## Part of a data file
****************

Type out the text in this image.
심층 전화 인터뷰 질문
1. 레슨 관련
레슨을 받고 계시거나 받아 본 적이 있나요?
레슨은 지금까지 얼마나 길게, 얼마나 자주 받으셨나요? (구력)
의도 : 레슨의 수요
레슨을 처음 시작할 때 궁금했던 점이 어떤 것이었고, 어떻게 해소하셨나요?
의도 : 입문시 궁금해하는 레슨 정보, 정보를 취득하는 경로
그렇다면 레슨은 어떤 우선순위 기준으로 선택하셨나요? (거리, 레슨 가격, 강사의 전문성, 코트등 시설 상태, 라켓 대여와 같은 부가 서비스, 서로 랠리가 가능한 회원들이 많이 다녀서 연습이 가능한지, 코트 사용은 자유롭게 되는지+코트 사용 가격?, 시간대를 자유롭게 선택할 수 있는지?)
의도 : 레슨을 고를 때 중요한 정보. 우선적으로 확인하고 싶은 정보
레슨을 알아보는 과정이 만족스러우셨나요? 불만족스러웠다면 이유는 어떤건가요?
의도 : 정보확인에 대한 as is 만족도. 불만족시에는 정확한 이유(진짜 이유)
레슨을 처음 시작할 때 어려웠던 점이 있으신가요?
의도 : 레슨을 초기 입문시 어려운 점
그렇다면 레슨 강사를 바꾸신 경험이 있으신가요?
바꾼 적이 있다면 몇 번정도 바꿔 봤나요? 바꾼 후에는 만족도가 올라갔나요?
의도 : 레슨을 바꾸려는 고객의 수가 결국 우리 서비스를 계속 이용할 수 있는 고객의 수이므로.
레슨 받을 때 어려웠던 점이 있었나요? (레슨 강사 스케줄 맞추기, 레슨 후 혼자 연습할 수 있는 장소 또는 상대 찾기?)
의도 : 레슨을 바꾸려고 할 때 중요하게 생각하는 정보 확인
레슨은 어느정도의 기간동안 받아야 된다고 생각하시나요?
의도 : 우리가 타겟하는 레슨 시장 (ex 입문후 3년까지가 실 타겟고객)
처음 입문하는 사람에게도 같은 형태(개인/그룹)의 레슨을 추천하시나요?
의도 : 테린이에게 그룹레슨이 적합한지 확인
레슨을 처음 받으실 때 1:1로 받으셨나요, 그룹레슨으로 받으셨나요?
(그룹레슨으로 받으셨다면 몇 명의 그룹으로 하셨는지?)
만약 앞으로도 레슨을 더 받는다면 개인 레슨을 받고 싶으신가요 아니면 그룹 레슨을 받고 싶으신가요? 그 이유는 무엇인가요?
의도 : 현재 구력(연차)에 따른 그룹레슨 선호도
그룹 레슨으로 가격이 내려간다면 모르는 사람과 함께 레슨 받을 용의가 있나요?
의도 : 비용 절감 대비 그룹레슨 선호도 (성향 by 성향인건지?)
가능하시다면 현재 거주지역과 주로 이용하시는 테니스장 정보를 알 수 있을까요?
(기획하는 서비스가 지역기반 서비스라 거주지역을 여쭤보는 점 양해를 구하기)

****************

## SET TASK
Write out every entry exactly as given.

## FINISHED ANSWER
Type out the text in this image.
심층 전화 인터뷰 질문
1. 레슨 관련
레슨을 받고 계시거나 받아 본 적이 있나요?
레슨은 지금까지 얼마나 길게, 얼마나 자주 받으셨나요? (구력)
의도 : 레슨의 수요
레슨을 처음 시작할 때 궁금했던 점이 어떤 것이었고, 어떻게 해소하셨나요?
의도 : 입문시 궁금해하는 레슨 정보, 정보를 취득하는 경로
그렇다면 레슨은 어떤 우선순위 기준으로 선택하셨나요? (거리, 레슨 가격, 강사의 전문성, 코트등 시설 상태, 라켓 대여와 같은 부가 서비스, 서로 랠리가 가능한 회원들이 많이 다녀서 연습이 가능한지, 코트 사용은 자유롭게 되는지+코트 사용 가격?, 시간대를 자유롭게 선택할 수 있는지?)
의도 : 레슨을 고를 때 중요한 정보. 우선적으로 확인하고 싶은 정보
레슨을 알아보는 과정이 만족스러우셨나요? 불만족스러웠다면 이유는 어떤건가요?
의도 : 정보확인에 대한 as is 만족도. 불만족시에는 정확한 이유(진짜 이유)
레슨을 처음 시작할 때 어려웠던 점이 있으신가요?
의도 : 레슨을 초기 입문시 어려운 점
그렇다면 레슨 강사를 바꾸신 경험이 있으신가요?
바꾼 적이 있다면 몇 번정도 바꿔 봤나요? 바꾼 후에는 만족도가 올라갔나요?
의도 : 레슨을 바꾸려는 고객의 수가 결국 우리 서비스를 계속 이용할 수 있는 고객의 수이므로.
레슨 받을 때 어려웠던 점이 있었나요? (레슨 강사 스케줄 맞추기, 레슨 후 혼자 연습할 수 있는 장소 또는 상대 찾기?)
의도 : 레슨을 바꾸려고 할 때 중요하게 생각하는 정보 확인
레슨은 어느정도의 기간동안 받아야 된다고 생각하시나요?
의도 : 우리가 타겟하는 레슨 시장 (ex 입문후 3년까지가 실 타겟고객)
처음 입문하는 사람에게도 같은 형태(개인/그룹)의 레슨을 추천하시나요?
의도 : 테린이에게 그룹레슨이 적합한지 확인
레슨을 처음 받으실 때 1:1로 받으셨나요, 그룹레슨으로 받으셨나요?
(그룹레슨으로 받으셨다면 몇 명의 그룹으로 하셨는지?)
만약 앞으로도 레슨을 더 받는다면 개인 레슨을 받고 싶으신가요 아니면 그룹 레슨을 받고 싶으신가요? 그 이유는 무엇인가요?
의도 : 현재 구력(연차)에 따른 그룹레슨 선호도
그룹 레슨으로 가격이 내려간다면 모르는 사람과 함께 레슨 받을 용의가 있나요?
의도 : 비용 절감 대비 그룹레슨 선호도 (성향 by 성향인건지?)
가능하시다면 현재 거주지역과 주로 이용하시는 테니스장 정보를 알 수 있을까요?
(기획하는 서비스가 지역기반 서비스라 거주지역을 여쭤보는 점 양해를 구하기)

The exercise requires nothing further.